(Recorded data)
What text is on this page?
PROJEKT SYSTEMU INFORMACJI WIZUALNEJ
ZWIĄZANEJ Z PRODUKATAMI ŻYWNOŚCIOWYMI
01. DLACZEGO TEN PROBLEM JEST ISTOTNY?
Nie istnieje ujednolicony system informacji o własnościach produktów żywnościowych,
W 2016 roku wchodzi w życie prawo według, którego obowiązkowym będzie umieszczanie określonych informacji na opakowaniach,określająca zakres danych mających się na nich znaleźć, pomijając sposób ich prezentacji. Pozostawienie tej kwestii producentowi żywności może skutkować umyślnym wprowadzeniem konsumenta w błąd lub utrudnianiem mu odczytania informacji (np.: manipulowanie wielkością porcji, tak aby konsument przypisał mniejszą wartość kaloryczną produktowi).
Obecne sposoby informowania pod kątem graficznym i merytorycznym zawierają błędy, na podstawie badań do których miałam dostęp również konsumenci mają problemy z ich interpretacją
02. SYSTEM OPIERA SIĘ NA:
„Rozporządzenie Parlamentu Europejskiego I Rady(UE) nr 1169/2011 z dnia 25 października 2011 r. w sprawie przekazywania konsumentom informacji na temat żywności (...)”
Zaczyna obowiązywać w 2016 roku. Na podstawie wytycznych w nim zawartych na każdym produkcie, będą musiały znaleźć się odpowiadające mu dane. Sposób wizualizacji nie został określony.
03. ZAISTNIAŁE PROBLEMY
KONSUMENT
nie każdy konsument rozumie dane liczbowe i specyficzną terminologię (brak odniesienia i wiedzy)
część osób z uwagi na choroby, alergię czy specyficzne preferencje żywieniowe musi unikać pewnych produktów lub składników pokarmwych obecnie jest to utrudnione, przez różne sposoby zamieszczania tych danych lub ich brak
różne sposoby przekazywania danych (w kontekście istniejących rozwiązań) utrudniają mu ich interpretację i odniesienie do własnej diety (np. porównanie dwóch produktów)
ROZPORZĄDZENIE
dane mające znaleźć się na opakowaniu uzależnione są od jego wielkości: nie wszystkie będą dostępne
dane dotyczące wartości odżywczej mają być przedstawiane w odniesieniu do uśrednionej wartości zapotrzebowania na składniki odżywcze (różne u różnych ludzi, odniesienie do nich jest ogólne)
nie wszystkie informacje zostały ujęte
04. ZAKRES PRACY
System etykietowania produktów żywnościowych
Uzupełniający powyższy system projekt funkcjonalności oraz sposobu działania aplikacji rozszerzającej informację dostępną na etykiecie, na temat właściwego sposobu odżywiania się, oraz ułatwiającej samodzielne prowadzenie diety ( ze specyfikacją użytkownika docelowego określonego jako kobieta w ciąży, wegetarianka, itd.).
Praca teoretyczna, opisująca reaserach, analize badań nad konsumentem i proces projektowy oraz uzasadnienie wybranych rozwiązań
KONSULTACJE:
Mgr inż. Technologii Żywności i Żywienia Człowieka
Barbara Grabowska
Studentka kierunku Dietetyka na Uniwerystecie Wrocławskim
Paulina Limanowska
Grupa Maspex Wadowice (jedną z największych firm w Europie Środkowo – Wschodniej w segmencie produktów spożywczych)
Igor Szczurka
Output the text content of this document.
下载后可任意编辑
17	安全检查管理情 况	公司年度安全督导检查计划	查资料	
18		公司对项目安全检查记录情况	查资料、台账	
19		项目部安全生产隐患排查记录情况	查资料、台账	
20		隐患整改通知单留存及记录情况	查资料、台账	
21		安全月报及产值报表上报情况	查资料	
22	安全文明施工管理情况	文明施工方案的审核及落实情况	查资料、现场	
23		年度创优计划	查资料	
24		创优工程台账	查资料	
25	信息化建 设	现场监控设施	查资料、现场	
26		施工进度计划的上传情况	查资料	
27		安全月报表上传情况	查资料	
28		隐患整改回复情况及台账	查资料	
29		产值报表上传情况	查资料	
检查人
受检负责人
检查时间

_Stated problem_. Return each line where "odniesienie" shows up.

_Result below_.
różne sposoby przekazywania danych (w kontekście istniejących rozwiązań) utrudniają mu ich interpretację i odniesienie do własnej diety (np. porównanie dwóch produktów)
dane dotyczące wartości odżywczej mają być przedstawiane w odniesieniu do uśrednionej wartości zapotrzebowania na składniki odżywcze (różne u różnych ludzi, odniesienie do nich jest ogólne)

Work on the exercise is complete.